* _Exercise directions_
All of the data that follows should be retyped exactly, please, except the pictures.

* _Data records_

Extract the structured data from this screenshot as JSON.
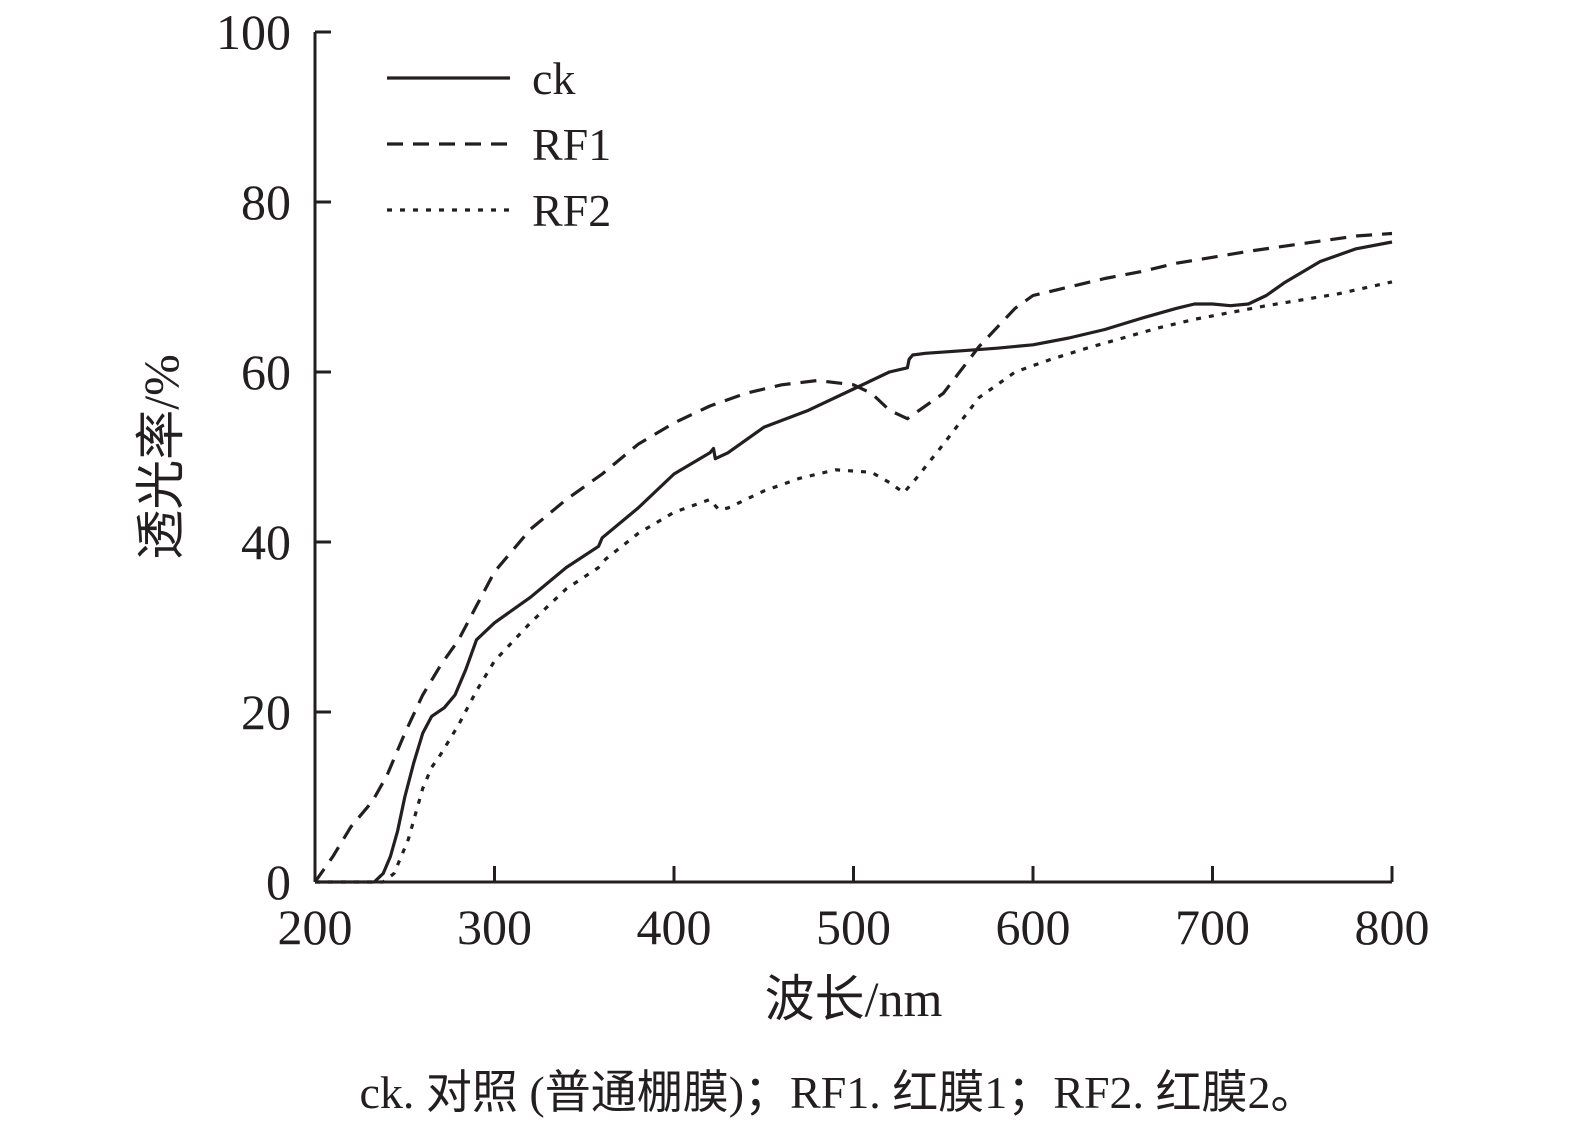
{
  "chart_data": {
    "type": "line",
    "xlabel": "波长/nm",
    "ylabel": "透光率/%",
    "xlim": [
      200,
      800
    ],
    "ylim": [
      0,
      100
    ],
    "xticks": [
      200,
      300,
      400,
      500,
      600,
      700,
      800
    ],
    "yticks": [
      0,
      20,
      40,
      60,
      80,
      100
    ],
    "xtick_labels": [
      "200",
      "300",
      "400",
      "500",
      "600",
      "700",
      "800"
    ],
    "ytick_labels": [
      "0",
      "20",
      "40",
      "60",
      "80",
      "100"
    ],
    "legend_position": "top-left",
    "grid": false,
    "series": [
      {
        "name": "ck",
        "style": "solid",
        "color": "#231f20",
        "x": [
          200,
          225,
          233,
          238,
          242,
          246,
          250,
          255,
          260,
          265,
          272,
          278,
          284,
          290,
          300,
          320,
          340,
          358,
          360,
          380,
          400,
          420,
          422,
          423,
          430,
          450,
          475,
          500,
          510,
          520,
          530,
          531,
          533,
          540,
          560,
          580,
          600,
          620,
          640,
          660,
          680,
          690,
          700,
          710,
          720,
          730,
          740,
          760,
          780,
          800
        ],
        "y": [
          0,
          0,
          0,
          1,
          3,
          6,
          10,
          14,
          17.5,
          19.5,
          20.5,
          22,
          25,
          28.5,
          30.5,
          33.5,
          37,
          39.5,
          40.5,
          44,
          48,
          50.5,
          51,
          49.8,
          50.5,
          53.5,
          55.5,
          58,
          59,
          60,
          60.5,
          61.5,
          62,
          62.2,
          62.5,
          62.8,
          63.2,
          64,
          65,
          66.3,
          67.5,
          68,
          68,
          67.8,
          68,
          69,
          70.5,
          73,
          74.5,
          75.3
        ]
      },
      {
        "name": "RF1",
        "style": "dashed",
        "color": "#231f20",
        "x": [
          200,
          210,
          220,
          232,
          240,
          250,
          260,
          270,
          280,
          290,
          300,
          320,
          340,
          360,
          380,
          400,
          420,
          440,
          460,
          480,
          500,
          510,
          520,
          530,
          550,
          570,
          590,
          600,
          620,
          640,
          660,
          680,
          700,
          720,
          740,
          760,
          780,
          800
        ],
        "y": [
          0,
          3,
          6.5,
          9.5,
          12.5,
          17.5,
          22,
          25.5,
          28.5,
          32.5,
          36.5,
          41.5,
          45,
          48,
          51.5,
          54,
          56,
          57.5,
          58.5,
          59,
          58.5,
          57.5,
          55.5,
          54.5,
          57.5,
          63,
          67.5,
          69,
          70,
          71,
          71.8,
          72.8,
          73.5,
          74.2,
          74.8,
          75.4,
          76,
          76.3
        ]
      },
      {
        "name": "RF2",
        "style": "dotted",
        "color": "#231f20",
        "x": [
          200,
          238,
          244,
          248,
          252,
          256,
          260,
          265,
          270,
          280,
          290,
          300,
          320,
          340,
          358,
          362,
          380,
          400,
          420,
          422,
          425,
          430,
          450,
          470,
          490,
          510,
          520,
          528,
          535,
          550,
          570,
          590,
          610,
          630,
          650,
          670,
          690,
          710,
          730,
          750,
          770,
          800
        ],
        "y": [
          0,
          0,
          1,
          3,
          5,
          8,
          11,
          13.5,
          15,
          18.5,
          22.5,
          26,
          30.5,
          34.5,
          37,
          38,
          41,
          43.5,
          45,
          44.5,
          43.8,
          44,
          46,
          47.5,
          48.5,
          48.2,
          47,
          45.8,
          47.5,
          51.5,
          57,
          60,
          61.5,
          62.8,
          64,
          65.2,
          66.2,
          67,
          67.8,
          68.5,
          69.2,
          70.6
        ]
      }
    ]
  },
  "caption": "ck. 对照 (普通棚膜)；RF1. 红膜1；RF2. 红膜2。"
}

* _Expected output_
Extract the structured data from this screenshot as JSON.
{
  "chart_data": {
    "type": "line",
    "xlabel": "波长/nm",
    "ylabel": "透光率/%",
    "xlim": [
      200,
      800
    ],
    "ylim": [
      0,
      100
    ],
    "xticks": [
      200,
      300,
      400,
      500,
      600,
      700,
      800
    ],
    "yticks": [
      0,
      20,
      40,
      60,
      80,
      100
    ],
    "xtick_labels": [
      "200",
      "300",
      "400",
      "500",
      "600",
      "700",
      "800"
    ],
    "ytick_labels": [
      "0",
      "20",
      "40",
      "60",
      "80",
      "100"
    ],
    "legend_position": "top-left",
    "grid": false,
    "series": [
      {
        "name": "ck",
        "style": "solid",
        "color": "#231f20",
        "x": [
          200,
          225,
          233,
          238,
          242,
          246,
          250,
          255,
          260,
          265,
          272,
          278,
          284,
          290,
          300,
          320,
          340,
          358,
          360,
          380,
          400,
          420,
          422,
          423,
          430,
          450,
          475,
          500,
          510,
          520,
          530,
          531,
          533,
          540,
          560,
          580,
          600,
          620,
          640,
          660,
          680,
          690,
          700,
          710,
          720,
          730,
          740,
          760,
          780,
          800
        ],
        "y": [
          0,
          0,
          0,
          1,
          3,
          6,
          10,
          14,
          17.5,
          19.5,
          20.5,
          22,
          25,
          28.5,
          30.5,
          33.5,
          37,
          39.5,
          40.5,
          44,
          48,
          50.5,
          51,
          49.8,
          50.5,
          53.5,
          55.5,
          58,
          59,
          60,
          60.5,
          61.5,
          62,
          62.2,
          62.5,
          62.8,
          63.2,
          64,
          65,
          66.3,
          67.5,
          68,
          68,
          67.8,
          68,
          69,
          70.5,
          73,
          74.5,
          75.3
        ]
      },
      {
        "name": "RF1",
        "style": "dashed",
        "color": "#231f20",
        "x": [
          200,
          210,
          220,
          232,
          240,
          250,
          260,
          270,
          280,
          290,
          300,
          320,
          340,
          360,
          380,
          400,
          420,
          440,
          460,
          480,
          500,
          510,
          520,
          530,
          550,
          570,
          590,
          600,
          620,
          640,
          660,
          680,
          700,
          720,
          740,
          760,
          780,
          800
        ],
        "y": [
          0,
          3,
          6.5,
          9.5,
          12.5,
          17.5,
          22,
          25.5,
          28.5,
          32.5,
          36.5,
          41.5,
          45,
          48,
          51.5,
          54,
          56,
          57.5,
          58.5,
          59,
          58.5,
          57.5,
          55.5,
          54.5,
          57.5,
          63,
          67.5,
          69,
          70,
          71,
          71.8,
          72.8,
          73.5,
          74.2,
          74.8,
          75.4,
          76,
          76.3
        ]
      },
      {
        "name": "RF2",
        "style": "dotted",
        "color": "#231f20",
        "x": [
          200,
          238,
          244,
          248,
          252,
          256,
          260,
          265,
          270,
          280,
          290,
          300,
          320,
          340,
          358,
          362,
          380,
          400,
          420,
          422,
          425,
          430,
          450,
          470,
          490,
          510,
          520,
          528,
          535,
          550,
          570,
          590,
          610,
          630,
          650,
          670,
          690,
          710,
          730,
          750,
          770,
          800
        ],
        "y": [
          0,
          0,
          1,
          3,
          5,
          8,
          11,
          13.5,
          15,
          18.5,
          22.5,
          26,
          30.5,
          34.5,
          37,
          38,
          41,
          43.5,
          45,
          44.5,
          43.8,
          44,
          46,
          47.5,
          48.5,
          48.2,
          47,
          45.8,
          47.5,
          51.5,
          57,
          60,
          61.5,
          62.8,
          64,
          65.2,
          66.2,
          67,
          67.8,
          68.5,
          69.2,
          70.6
        ]
      }
    ]
  },
  "caption": "ck. 对照 (普通棚膜)；RF1. 红膜1；RF2. 红膜2。"
}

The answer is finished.